==== DOCUMENT SEGMENT ====
Note: This is an emerging idea. Feedback wanted!

The problem

There are several very solid WebSocket server modules for Node.js out there. However, despite all doing essentially the same thing (listening on a port, sending messages to a client, emitting an event when a client disconnects, etc) their APIs differ widely. This makes it very difficult to evaluate different transports without changing all your application code.

The solution

Realtime Transports (RTTs) provide a tiny abstraction layer over existing transport libraries. They allow servers and frameworks to consume a transport without having to worry whether we should call client.write('msg') or client.send('msg'), or what event to listen out for when a client disconnects. Once your app is built around Realtime Transports, you can instantly move between Engine.IO, SockJS and native WebSockets by only changing one line of code.

An open standard

The Realtime Transport interface was originally created for Prism, the realtime server that powers SocketStream 0.4. However, RTTs deliberately have no dependencies (other than the underlying transport) so they can easily be used in your own app, realtime server or framework.

Available Transports

The following modules will be officially maintained and supported:

Module Name Description Clients Supported
rtt-ws Raw WebSocket server using einaros's blazing-fast library Browser, Node
rtt-engine.io Engine.IO - a WebSocket transport with fallbacks (used in Socket.IO) Browser, Node
rtt-sockjs SockJS - a WebSocket transport with fallbacks (used in Meteor) Browser

There's also a mock transport used exclusively for internal testing and benchmarks.

Implementations

The following modules use Realtime Transports:

Prism a new Realtime Server (as used in SocketStream 0.4)

What do Realtime Transports do?

  • present a standard API: e.g. one way to start a server and send a message
  • define the possible events a transport can emit (e.g. disconnect, reconnect_failed)
  • make it easy to send ONLY the client-side code to the browser
  • enforce a few conventions (e.g. a socketId must be a string)
  • automatically reconnect based upon sensible defaults which can be overridden
  • aim to offer a consistent API on the server and client where possible

Server and Client libraries together

Realtime Transports include both the server and client libraries in the same module in a way which is very friendly to Browserify and other CommonJS module systems.
====
■ APPLY WHAT YOU READ:
**A.** Reproduce, word for word, the part of the Realtime Transports overview that opens with the words containing "Prism a new" and closes with "CommonJS module systems.".
**B.** Condense the paragraph of the Realtime Transports overview beginning "Realtime Transports (RTTs) provide a tiny abstraction layer" into a bulleted list that keeps its main facts.
**C.** Answer the following from the Realtime Transports overview, one line each:
(i) For which realtime server was the Realtime Transport interface originally created?
(ii) Which clients does rtt-sockjs support?
(iii) What convention do Realtime Transports enforce for a socketId?
==== GIVEN RECORDS ====
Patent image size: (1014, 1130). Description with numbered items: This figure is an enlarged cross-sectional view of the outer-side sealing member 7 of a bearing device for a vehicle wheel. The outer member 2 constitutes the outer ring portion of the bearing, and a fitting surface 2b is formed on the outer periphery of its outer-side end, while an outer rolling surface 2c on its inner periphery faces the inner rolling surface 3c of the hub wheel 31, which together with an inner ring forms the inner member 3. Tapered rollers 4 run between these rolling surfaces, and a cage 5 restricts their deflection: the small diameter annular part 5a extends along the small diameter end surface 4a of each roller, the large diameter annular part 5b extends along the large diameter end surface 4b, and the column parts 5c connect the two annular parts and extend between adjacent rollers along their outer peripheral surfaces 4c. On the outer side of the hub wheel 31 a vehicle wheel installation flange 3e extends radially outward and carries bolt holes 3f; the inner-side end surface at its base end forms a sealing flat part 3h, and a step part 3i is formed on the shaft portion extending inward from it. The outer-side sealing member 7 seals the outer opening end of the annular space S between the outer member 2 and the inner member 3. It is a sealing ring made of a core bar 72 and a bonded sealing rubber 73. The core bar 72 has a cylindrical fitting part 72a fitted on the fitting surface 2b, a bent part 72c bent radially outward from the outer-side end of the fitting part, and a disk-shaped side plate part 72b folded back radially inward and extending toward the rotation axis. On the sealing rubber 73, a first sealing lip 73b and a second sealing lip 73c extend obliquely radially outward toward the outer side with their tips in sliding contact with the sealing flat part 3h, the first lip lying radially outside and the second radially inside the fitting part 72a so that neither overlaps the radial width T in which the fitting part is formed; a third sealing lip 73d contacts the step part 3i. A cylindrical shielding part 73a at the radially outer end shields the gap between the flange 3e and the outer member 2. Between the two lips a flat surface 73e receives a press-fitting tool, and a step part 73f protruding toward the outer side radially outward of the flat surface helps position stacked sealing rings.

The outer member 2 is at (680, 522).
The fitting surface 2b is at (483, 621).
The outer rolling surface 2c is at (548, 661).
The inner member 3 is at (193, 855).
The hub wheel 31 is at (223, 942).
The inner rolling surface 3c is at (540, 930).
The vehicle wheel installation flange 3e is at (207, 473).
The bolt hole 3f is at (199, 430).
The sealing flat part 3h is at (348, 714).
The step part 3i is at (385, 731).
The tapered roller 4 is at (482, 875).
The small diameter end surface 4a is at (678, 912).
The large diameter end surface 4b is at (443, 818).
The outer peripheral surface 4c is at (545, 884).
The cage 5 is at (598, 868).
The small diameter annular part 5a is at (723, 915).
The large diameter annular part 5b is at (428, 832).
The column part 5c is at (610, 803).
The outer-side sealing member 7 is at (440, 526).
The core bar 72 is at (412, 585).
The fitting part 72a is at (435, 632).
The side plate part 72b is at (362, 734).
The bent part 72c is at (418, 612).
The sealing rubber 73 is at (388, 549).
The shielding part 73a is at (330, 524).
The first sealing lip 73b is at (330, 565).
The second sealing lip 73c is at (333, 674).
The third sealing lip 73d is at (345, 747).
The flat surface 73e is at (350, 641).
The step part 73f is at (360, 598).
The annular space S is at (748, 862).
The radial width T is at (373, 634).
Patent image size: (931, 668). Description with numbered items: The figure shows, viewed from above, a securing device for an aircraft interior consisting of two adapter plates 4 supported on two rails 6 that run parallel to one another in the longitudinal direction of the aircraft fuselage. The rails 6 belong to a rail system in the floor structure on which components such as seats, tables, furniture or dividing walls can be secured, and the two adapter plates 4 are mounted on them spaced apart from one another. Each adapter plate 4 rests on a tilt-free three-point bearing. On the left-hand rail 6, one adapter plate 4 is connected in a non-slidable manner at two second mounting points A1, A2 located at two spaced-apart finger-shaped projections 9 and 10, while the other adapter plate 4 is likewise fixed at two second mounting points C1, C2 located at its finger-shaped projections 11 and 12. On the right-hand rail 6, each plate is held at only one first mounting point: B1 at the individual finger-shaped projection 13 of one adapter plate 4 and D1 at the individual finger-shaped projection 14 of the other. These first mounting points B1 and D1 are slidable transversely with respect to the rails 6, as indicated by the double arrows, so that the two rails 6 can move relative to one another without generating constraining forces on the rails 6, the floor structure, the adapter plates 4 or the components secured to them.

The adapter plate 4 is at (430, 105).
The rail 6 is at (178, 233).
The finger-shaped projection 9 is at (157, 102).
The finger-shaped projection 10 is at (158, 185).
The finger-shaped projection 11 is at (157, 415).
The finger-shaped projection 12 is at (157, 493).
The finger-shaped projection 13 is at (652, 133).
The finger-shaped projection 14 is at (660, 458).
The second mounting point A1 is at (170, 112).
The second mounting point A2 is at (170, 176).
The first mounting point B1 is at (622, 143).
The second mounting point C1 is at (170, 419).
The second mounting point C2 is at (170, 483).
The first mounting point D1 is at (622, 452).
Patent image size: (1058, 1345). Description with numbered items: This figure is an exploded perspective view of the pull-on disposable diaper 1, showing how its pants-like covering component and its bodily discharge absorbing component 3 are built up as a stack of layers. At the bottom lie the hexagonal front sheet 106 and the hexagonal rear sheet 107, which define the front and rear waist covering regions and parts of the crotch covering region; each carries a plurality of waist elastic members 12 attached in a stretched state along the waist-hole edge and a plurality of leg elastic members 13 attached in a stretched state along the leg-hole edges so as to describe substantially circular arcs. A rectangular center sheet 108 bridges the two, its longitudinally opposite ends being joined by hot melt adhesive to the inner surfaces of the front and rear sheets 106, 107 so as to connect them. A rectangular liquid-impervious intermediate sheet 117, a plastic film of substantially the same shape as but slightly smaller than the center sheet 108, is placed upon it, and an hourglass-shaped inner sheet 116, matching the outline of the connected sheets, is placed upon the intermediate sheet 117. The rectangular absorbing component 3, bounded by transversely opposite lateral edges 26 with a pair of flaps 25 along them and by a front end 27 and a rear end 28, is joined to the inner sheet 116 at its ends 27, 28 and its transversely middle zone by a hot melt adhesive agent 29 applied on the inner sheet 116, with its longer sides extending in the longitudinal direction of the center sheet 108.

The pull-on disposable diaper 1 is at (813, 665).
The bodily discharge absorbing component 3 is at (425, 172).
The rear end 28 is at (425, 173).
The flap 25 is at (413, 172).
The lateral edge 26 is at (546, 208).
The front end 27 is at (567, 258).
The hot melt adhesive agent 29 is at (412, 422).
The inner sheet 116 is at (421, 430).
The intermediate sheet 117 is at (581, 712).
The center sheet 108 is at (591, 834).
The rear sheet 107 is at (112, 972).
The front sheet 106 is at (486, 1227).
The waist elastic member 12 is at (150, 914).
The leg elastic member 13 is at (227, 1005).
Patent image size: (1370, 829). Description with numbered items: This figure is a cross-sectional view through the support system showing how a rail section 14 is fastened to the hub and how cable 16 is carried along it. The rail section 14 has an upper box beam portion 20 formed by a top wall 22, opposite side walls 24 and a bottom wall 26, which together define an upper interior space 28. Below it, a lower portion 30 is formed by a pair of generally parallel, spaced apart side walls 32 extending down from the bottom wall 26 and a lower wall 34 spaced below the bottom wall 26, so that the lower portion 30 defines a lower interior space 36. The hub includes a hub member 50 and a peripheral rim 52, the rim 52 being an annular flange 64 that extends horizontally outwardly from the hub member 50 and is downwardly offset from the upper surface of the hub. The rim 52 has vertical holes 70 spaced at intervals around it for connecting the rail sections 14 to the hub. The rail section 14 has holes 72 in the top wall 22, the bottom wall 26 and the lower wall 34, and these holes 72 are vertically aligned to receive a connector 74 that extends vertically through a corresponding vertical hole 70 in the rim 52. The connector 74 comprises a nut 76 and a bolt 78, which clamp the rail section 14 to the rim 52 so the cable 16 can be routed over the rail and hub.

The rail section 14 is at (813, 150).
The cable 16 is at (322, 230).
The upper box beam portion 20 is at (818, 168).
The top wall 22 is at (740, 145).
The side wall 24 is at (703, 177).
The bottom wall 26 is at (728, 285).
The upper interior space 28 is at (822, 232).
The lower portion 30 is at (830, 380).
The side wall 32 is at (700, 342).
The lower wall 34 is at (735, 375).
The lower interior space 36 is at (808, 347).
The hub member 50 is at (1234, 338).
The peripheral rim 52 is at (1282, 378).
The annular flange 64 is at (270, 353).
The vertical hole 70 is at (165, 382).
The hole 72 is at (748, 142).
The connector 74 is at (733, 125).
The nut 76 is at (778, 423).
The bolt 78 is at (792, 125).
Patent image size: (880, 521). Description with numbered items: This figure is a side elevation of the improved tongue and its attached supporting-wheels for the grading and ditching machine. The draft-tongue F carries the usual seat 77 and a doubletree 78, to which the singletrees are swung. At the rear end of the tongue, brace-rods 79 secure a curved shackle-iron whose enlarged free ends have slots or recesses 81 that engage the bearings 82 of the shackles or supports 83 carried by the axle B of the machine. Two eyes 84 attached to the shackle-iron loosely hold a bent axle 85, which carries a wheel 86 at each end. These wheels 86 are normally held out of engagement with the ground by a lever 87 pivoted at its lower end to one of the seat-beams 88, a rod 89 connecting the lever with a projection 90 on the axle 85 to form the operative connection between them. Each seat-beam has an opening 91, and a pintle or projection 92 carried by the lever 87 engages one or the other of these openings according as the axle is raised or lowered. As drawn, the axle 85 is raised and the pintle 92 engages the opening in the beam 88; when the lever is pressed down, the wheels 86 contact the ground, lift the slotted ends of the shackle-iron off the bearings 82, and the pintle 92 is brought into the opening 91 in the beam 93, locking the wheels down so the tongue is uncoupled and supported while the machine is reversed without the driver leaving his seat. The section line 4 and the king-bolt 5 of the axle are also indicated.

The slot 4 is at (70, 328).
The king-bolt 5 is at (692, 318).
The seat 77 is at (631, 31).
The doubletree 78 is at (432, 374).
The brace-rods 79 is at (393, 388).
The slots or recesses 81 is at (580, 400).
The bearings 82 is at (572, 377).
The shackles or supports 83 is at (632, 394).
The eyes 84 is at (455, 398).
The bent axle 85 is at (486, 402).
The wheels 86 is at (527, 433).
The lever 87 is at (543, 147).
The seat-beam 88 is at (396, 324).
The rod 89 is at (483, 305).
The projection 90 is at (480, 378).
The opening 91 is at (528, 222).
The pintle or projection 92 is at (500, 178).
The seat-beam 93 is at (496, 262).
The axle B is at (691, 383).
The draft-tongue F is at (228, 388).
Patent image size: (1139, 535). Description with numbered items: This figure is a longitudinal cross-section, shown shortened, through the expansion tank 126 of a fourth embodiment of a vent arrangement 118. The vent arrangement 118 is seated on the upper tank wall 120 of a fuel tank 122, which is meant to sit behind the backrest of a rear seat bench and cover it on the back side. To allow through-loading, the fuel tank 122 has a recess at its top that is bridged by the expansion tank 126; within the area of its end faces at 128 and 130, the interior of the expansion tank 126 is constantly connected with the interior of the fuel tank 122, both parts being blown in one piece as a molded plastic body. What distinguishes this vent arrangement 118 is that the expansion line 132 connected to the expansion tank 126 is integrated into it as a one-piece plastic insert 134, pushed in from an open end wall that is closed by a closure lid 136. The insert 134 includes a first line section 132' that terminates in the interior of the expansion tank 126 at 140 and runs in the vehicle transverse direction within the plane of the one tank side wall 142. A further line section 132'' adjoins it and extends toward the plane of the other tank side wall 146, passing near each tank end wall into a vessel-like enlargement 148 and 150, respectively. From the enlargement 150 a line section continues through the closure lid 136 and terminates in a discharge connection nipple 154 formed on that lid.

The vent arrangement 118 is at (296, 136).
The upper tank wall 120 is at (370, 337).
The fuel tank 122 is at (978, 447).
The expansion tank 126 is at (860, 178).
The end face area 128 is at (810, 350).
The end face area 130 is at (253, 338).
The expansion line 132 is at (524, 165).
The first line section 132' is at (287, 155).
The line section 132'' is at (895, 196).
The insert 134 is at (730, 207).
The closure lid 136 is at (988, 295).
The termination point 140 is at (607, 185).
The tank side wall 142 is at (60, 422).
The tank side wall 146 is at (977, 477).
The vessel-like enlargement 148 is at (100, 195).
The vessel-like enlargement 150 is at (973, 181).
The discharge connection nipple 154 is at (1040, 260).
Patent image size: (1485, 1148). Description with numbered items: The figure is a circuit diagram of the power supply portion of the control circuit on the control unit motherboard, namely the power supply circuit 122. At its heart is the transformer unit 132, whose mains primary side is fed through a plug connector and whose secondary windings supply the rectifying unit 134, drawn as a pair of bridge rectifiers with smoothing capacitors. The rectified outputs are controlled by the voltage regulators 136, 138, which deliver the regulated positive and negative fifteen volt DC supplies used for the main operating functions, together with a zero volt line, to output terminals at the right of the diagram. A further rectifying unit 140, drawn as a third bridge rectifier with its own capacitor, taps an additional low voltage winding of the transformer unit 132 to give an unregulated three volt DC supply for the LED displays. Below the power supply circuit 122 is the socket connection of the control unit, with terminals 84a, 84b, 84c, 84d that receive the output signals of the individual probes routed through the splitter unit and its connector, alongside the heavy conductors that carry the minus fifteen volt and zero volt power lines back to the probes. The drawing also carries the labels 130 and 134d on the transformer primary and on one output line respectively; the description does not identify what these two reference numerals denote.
====
■ SOLUTIONS:
**A.**
Prism a new Realtime Server (as used in SocketStream 0.4)

What do Realtime Transports do?

  • present a standard API: e.g. one way to start a server and send a message
  • define the possible events a transport can emit (e.g. disconnect, reconnect_failed)
  • make it easy to send ONLY the client-side code to the browser
  • enforce a few conventions (e.g. a socketId must be a string)
  • automatically reconnect based upon sensible defaults which can be overridden
  • aim to offer a consistent API on the server and client where possible

Server and Client libraries together

Realtime Transports include both the server and client libraries in the same module in a way which is very friendly to Browserify and other CommonJS module systems.

**B.**
- Realtime Transports (RTTs) are a tiny abstraction layer over existing transport libraries.
- Servers and frameworks can consume a transport without worrying whether to call client.write('msg') or client.send('msg'), or which event to listen for when a client disconnects.
- An app built around RTTs can move between Engine.IO, SockJS and native WebSockets by changing only one line of code.

**C.**
(i) Prism, the realtime server that powers SocketStream 0.4.
(ii) Browser.
(iii) A socketId must be a string.